----- LISTED ENTRIES -----

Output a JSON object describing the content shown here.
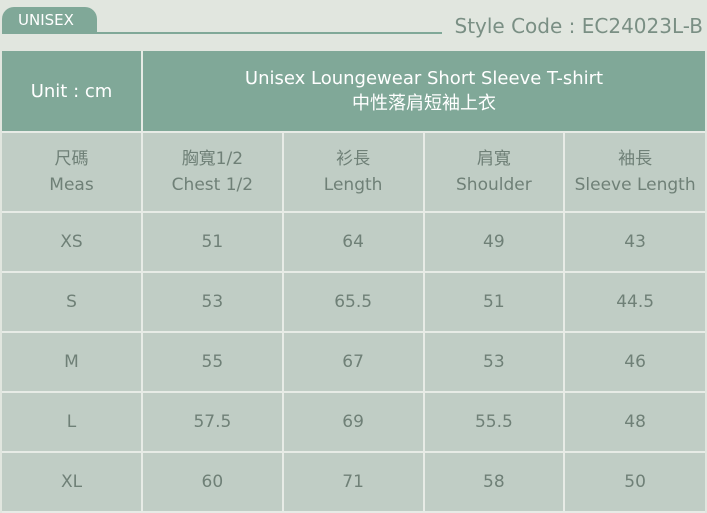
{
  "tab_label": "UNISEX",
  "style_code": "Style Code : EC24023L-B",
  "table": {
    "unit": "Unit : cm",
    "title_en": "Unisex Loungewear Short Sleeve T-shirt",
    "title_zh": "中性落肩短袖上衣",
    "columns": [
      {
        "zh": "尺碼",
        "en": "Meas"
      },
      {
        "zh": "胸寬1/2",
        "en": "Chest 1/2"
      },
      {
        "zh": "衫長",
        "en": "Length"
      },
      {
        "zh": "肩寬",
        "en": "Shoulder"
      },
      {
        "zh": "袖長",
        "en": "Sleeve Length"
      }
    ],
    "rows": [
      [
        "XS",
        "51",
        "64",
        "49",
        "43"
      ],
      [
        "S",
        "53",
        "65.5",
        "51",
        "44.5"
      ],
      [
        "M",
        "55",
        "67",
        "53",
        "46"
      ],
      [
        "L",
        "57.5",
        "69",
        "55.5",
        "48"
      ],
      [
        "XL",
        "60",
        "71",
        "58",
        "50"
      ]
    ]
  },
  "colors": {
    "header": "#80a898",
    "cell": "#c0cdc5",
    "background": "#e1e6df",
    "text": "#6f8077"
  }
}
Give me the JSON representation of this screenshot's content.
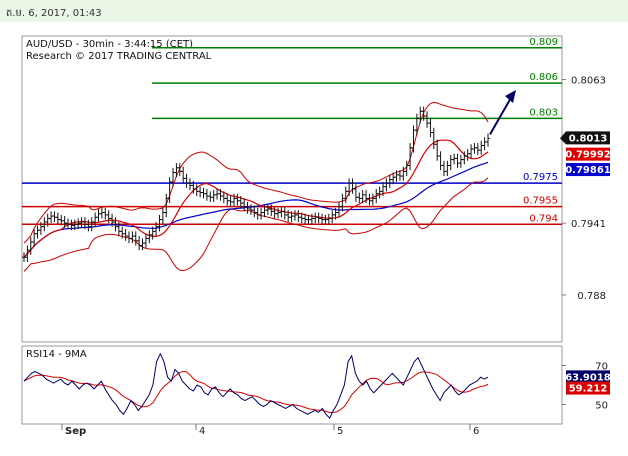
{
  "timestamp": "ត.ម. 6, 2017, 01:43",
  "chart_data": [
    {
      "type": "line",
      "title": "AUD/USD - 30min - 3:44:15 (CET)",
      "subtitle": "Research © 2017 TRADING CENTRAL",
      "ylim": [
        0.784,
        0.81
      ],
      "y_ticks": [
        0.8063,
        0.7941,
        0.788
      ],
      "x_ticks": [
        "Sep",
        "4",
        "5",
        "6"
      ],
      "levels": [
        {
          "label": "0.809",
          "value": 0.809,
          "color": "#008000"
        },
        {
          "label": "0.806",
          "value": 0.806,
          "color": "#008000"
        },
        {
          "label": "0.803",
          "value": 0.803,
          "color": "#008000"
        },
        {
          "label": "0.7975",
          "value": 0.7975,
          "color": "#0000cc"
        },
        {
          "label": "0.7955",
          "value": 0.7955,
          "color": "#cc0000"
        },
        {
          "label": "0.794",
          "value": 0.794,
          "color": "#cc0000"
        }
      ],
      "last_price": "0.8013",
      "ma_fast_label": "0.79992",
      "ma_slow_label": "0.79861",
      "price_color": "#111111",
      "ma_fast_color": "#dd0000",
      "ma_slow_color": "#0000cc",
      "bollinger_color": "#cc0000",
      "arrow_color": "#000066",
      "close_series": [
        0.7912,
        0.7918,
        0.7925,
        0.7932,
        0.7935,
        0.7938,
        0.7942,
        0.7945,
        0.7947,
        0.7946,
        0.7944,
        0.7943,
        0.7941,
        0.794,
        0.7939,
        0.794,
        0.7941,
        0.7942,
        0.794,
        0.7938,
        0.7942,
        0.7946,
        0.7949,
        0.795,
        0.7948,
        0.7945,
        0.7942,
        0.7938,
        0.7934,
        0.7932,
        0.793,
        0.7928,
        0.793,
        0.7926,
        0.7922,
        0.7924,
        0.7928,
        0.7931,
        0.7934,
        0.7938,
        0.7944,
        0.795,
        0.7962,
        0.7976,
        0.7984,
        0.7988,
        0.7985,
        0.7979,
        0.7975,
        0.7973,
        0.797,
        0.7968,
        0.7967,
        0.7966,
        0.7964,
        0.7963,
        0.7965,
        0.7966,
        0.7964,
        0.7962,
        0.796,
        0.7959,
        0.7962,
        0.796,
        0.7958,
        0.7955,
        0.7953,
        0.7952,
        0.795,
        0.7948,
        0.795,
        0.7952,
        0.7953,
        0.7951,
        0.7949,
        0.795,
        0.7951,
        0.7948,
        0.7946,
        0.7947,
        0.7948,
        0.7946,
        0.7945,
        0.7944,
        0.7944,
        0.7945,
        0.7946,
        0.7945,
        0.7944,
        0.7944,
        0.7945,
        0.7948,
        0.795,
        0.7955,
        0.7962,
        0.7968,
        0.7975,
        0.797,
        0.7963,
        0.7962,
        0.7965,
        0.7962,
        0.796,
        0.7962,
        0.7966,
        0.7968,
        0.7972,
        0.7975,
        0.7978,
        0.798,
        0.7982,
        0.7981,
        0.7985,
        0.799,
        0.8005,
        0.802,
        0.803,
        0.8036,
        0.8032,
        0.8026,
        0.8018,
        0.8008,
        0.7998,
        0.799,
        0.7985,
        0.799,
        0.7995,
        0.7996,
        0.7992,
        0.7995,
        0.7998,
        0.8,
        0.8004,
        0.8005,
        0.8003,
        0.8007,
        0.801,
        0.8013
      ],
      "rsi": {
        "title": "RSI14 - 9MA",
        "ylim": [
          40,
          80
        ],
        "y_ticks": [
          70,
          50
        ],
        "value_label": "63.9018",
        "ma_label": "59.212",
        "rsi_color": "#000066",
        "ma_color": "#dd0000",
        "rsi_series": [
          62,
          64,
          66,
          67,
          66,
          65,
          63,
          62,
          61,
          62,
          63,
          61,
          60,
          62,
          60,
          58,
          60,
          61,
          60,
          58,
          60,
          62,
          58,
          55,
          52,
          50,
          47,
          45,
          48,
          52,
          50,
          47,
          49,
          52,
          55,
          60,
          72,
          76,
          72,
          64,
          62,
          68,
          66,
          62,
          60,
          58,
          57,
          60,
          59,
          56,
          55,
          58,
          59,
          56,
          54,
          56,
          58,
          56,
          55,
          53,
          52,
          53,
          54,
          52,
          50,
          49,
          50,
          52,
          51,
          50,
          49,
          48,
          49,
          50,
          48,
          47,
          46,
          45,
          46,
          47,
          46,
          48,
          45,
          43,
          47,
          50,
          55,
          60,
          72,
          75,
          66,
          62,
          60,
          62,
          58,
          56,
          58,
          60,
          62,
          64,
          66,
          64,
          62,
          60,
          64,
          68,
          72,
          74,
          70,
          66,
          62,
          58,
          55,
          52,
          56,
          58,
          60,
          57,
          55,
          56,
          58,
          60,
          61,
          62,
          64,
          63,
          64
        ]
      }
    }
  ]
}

-----

Each line containing the word "Sleeve" counts once; report the total alone.

2